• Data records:
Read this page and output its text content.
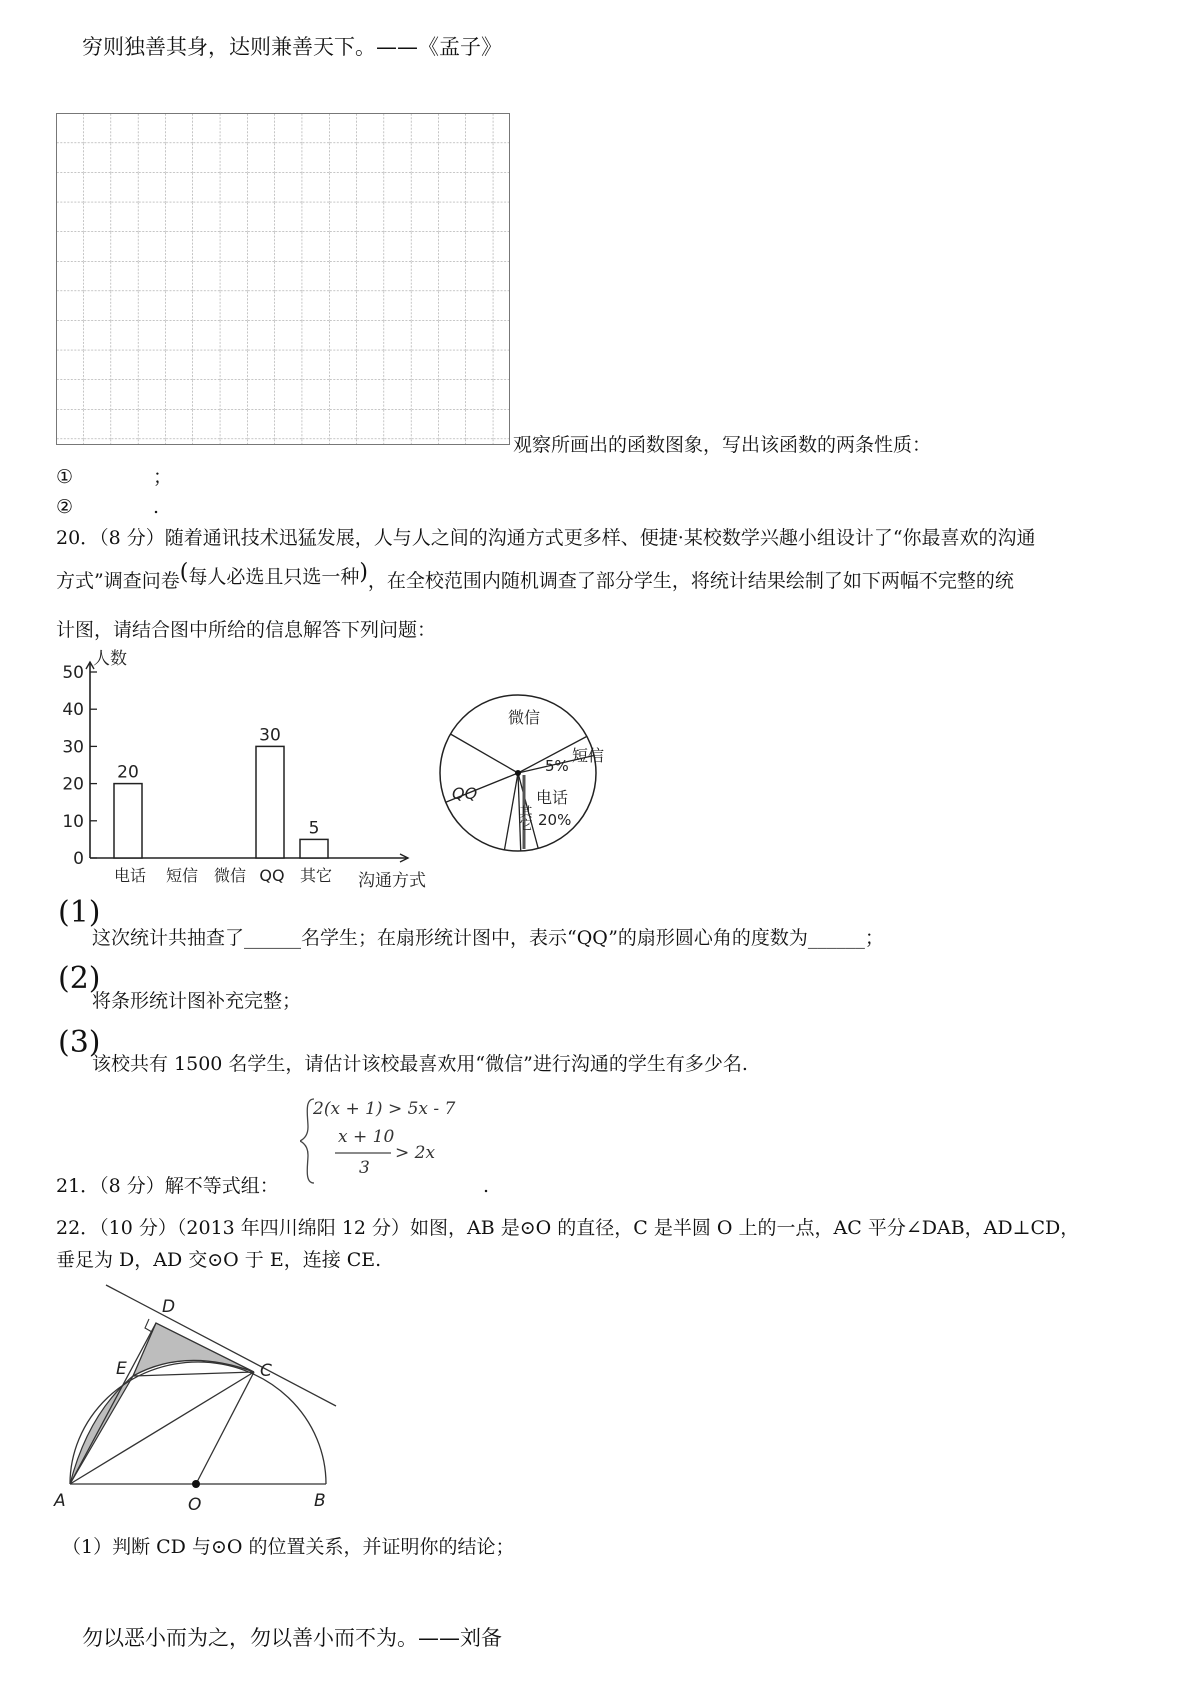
穷则独善其身，达则兼善天下。——《孟子》
观察所画出的函数图象，写出该函数的两条性质：
①	；
②	.
20．（8 分）随着通讯技术迅猛发展，人与人之间的沟通方式更多样、便捷·某校数学兴趣小组设计了“你最喜欢的沟通
方式”调查问卷(每人必选且只选一种)，在全校范围内随机调查了部分学生，将统计结果绘制了如下两幅不完整的统
计图，请结合图中所给的信息解答下列问题：
人数
沟通方式
0
10
20
30
40
50
电话 短信 微信 QQ 其它
20
30
5
微信
短信
电话
其它
QQ
5%
20%
(1)
这次统计共抽查了______名学生；在扇形统计图中，表示“QQ”的扇形圆心角的度数为______；
(2)
将条形统计图补充完整；
(3)
该校共有 1500 名学生，请估计该校最喜欢用“微信”进行沟通的学生有多少名.
2(x + 1) > 5x - 7
x + 10
3
> 2x
21．（8 分）解不等式组：	.
22．（10 分）（2013 年四川绵阳 12 分）如图，AB 是⊙O 的直径，C 是半圆 O 上的一点，AC 平分∠DAB，AD⊥CD，
垂足为 D，AD 交⊙O 于 E，连接 CE.
A	O	B
C
D
E
（1）判断 CD 与⊙O 的位置关系，并证明你的结论；
勿以恶小而为之，勿以善小而不为。——刘备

• What is asked: Omit the pictures and output all of the other material exactly.

• Solved problem:
Read this page and output its text content.
穷则独善其身，达则兼善天下。——《孟子》
观察所画出的函数图象，写出该函数的两条性质：
①	；
②	.
20．（8 分）随着通讯技术迅猛发展，人与人之间的沟通方式更多样、便捷·某校数学兴趣小组设计了“你最喜欢的沟通
方式”调查问卷(每人必选且只选一种)，在全校范围内随机调查了部分学生，将统计结果绘制了如下两幅不完整的统
计图，请结合图中所给的信息解答下列问题：
人数
沟通方式
0
10
20
30
40
50
电话 短信 微信 QQ 其它
20
30
5
微信
短信
电话
其它
QQ
5%
20%
(1)
这次统计共抽查了______名学生；在扇形统计图中，表示“QQ”的扇形圆心角的度数为______；
(2)
将条形统计图补充完整；
(3)
该校共有 1500 名学生，请估计该校最喜欢用“微信”进行沟通的学生有多少名.
2(x + 1) > 5x - 7
x + 10
3
> 2x
21．（8 分）解不等式组：	.
22．（10 分）（2013 年四川绵阳 12 分）如图，AB 是⊙O 的直径，C 是半圆 O 上的一点，AC 平分∠DAB，AD⊥CD，
垂足为 D，AD 交⊙O 于 E，连接 CE.
A	O	B
C
D
E
（1）判断 CD 与⊙O 的位置关系，并证明你的结论；
勿以恶小而为之，勿以善小而不为。——刘备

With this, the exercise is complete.